*** Selected excerpt ***
Because of the several drawbacks NoSQL systems have, new databases started to emerge, which provide much of the functionality of traditional SQL relational databases, while offering the benefits of NoSQL technologies. These databases are called NewSQL.
NewSQL databases try to offer the best of both worlds: scalability and speed of NoSQL, combined with the relational data model and ACID transactional consistency. Whereas NoSQL is a good choice for extreme availability, faster response times and eventual consistency, NewSQL emphasizes consistency over availability, while using a distributed architecture.
Some of the NewSQL database products also combine multiple NoSQL schema characteristics and provide several ways for data to be stored and manipulated. These are called multi-schema or multi-model databases. An example is MarkLogic, which combines many different database design patterns into a single database. For example you can have strong-consistent relational, document, key-value, and graph all at the same time. Although the core idea is elegant, this implementation leads to increased complexity and lower performance.
When data in a single data model is mapped and represented by several other models, the complexity significantly increases, because any change to the database design will impact all representations. A change to the core structure could impact all the different endpoints to look different. Developers consequently have to work harder to keep all applications working consistently with the various database endpoints. These challenges are similar to what you see in integration databases.
*** Record set ***
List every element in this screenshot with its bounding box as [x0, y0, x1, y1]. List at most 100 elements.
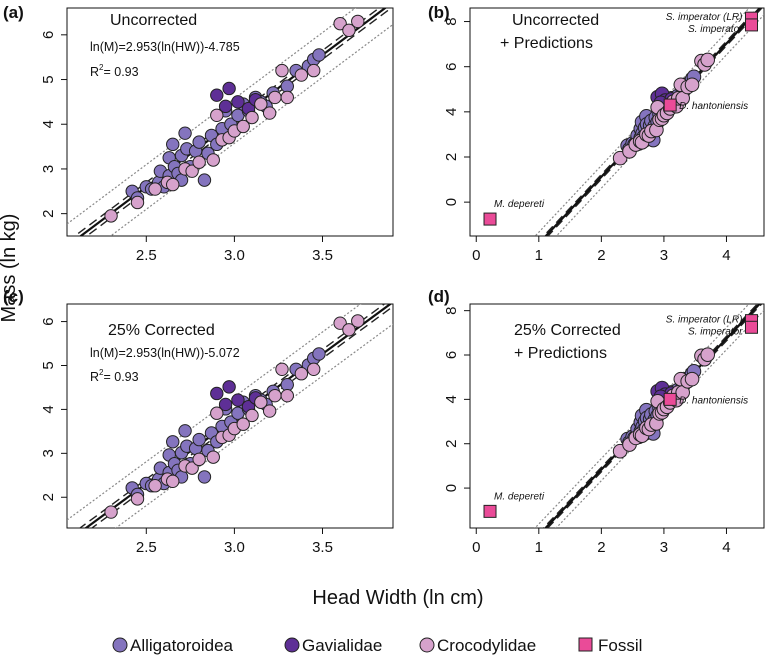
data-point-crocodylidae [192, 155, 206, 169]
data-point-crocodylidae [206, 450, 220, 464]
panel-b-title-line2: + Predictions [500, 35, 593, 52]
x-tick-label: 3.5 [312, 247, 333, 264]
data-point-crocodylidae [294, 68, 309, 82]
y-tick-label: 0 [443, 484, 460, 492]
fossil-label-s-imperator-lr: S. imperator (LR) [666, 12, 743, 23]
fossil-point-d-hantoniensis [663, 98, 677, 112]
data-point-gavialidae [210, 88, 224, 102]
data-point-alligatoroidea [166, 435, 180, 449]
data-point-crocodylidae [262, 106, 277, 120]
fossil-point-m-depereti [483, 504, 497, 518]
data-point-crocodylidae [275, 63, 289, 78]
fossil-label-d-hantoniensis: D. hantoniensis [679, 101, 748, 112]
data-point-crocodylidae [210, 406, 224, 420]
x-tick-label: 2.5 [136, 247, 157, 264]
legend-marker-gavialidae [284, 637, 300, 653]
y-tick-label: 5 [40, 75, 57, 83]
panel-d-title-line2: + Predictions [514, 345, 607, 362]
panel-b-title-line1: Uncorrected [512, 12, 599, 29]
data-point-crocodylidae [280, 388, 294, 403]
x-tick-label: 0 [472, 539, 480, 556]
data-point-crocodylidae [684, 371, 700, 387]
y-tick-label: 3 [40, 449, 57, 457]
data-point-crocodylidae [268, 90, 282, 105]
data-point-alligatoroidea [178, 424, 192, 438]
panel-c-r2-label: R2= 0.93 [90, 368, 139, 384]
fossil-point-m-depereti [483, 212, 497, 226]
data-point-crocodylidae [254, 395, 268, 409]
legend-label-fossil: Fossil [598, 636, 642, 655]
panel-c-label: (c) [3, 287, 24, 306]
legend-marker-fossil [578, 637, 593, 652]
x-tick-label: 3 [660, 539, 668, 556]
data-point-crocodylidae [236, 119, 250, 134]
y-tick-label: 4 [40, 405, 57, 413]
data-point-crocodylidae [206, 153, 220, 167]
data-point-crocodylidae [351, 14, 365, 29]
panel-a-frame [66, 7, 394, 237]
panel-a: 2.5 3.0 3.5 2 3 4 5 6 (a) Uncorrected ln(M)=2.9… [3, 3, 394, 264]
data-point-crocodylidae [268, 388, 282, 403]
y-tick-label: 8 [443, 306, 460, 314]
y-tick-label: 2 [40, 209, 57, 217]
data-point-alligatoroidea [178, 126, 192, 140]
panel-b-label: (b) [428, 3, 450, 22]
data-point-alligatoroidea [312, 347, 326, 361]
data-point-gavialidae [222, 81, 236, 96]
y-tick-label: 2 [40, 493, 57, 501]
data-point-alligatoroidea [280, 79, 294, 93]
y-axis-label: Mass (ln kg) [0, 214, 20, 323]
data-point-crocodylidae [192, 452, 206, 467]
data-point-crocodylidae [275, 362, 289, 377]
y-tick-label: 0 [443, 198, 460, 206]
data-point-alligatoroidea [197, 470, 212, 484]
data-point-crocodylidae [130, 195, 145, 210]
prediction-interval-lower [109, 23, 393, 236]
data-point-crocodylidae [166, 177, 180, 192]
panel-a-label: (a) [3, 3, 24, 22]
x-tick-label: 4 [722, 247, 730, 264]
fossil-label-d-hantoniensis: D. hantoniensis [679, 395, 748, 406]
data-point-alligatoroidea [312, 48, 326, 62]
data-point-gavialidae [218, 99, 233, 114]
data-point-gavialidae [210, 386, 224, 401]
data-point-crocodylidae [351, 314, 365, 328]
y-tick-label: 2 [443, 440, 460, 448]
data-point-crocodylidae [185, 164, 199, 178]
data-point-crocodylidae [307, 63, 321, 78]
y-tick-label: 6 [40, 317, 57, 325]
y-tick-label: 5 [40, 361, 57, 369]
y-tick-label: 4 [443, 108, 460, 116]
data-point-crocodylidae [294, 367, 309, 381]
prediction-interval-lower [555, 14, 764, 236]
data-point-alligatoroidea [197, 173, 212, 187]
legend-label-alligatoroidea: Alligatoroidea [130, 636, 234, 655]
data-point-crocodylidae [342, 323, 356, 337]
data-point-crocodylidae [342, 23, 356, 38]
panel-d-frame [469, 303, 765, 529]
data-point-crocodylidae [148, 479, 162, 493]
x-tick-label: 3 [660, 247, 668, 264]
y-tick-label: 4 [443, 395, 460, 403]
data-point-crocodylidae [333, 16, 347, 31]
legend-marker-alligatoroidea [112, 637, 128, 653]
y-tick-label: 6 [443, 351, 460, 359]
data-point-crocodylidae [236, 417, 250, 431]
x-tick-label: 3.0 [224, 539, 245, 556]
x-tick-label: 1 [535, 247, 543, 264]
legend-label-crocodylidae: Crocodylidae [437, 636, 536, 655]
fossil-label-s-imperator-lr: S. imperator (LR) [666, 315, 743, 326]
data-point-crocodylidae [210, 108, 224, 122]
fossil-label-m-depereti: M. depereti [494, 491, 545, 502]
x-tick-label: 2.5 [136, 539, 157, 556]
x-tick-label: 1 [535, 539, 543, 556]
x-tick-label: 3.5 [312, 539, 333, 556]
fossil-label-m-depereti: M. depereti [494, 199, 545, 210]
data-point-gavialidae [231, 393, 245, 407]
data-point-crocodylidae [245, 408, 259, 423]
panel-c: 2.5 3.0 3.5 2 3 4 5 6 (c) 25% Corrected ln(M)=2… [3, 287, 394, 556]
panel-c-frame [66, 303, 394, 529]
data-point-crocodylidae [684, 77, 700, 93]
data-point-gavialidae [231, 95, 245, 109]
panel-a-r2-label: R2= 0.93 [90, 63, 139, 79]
***
*** Record set ***
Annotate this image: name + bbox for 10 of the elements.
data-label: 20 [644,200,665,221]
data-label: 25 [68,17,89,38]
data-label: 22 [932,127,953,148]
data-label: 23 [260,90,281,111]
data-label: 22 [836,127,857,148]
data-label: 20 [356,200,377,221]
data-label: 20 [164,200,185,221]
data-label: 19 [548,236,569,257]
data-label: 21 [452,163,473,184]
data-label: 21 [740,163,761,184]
***
*** Record set ***
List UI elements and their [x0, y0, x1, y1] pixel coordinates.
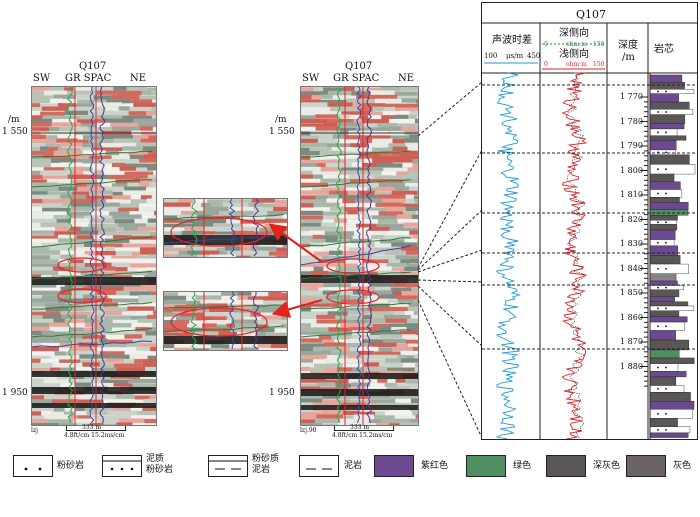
***
- [Aim 1]
Answer these about the NewSQL passage:
(a) What does NewSQL emphasize over availability?
(b) Which product is given as an example of a multi-model database?
(c) What are the challenges of mapping one data model into several others said to resemble?
- [Aim 2]
Repeat the NewSQL passage word for word, from "Some of the" to "and lower performance.".
- [Aim 3]
Pick up the NewSQL passage after its last sentence and keep writing it.

- [Expected answer 1]
(a) Consistency
(b) MarkLogic
(c) What you see in integration databases

- [Expected answer 2]
Some of the NewSQL database products also combine multiple NoSQL schema characteristics and provide several ways for data to be stored and manipulated. These are called multi-schema or multi-model databases. An example is MarkLogic, which combines many different database design patterns into a single database. For example you can have strong-consistent relational, document, key-value, and graph all at the same time. Although the core idea is elegant, this implementation leads to increased complexity and lower performance.

- [Expected answer 3]
Another problem is performance: multi-model databases are basically under the hood running multiple different optimized databases. The more representations you have, the more places data needs to be replicated to, the more pre-processing optimizations and indexes are needed, the more storage is needed and the more bandwidth is required, and so on. Some vendors solve this by not replicating any data, but by transforming data real-time at runtime. This approach sounds nice, but performing complex SQL statements, while under the hood transforming a NoSQL into a SQL data model requires incredible performance, which consequently significantly drives up the hardware costs. Multi-schema databases that replicate data internally consequently suffer, just like any distributed database, from the CAP theorem principles, to which we now turn.
When you dive more deep into distributed architectures, there is high chance that you will encounter the CAP theorem (or Eric Brewer’s theorem). CAP stands for Consistency, Availability and Partition tolerance and the theory says that achieving all three in a distributed system is not possible, and you have to choose two of three dimensions. To help you better understand I first want to give you example to show how the dimensions work together.
Let’s first have a look how availability and consistency are impacting each other. The (strong) consistency dimension ensures that all reads get the same data for any given point of time. When data is updated in a distributed system, it has to be replicated between the different nodes of the cluster. In this time window of updating and distributing, the data is locked (database locking is a technique of preventing simultaneous access to data in a database, to prevent inconsistent results delivered or incorrect values to be stored) and will only be unlocked after all the nodes have successfully processed the data and mutually agree that the new data is the same. Any other process, which tries to access or update the same data at the moment of processing, will have to wait till the update process has finished. The benefit is that processes are guaranteed to always get the most accurate data. When consistency is favored over availability, the system will return either an error or a time-out if data cannot be guaranteed to be consistent. For example, when some of the nodes are down, data cannot be consistently written to all nodes.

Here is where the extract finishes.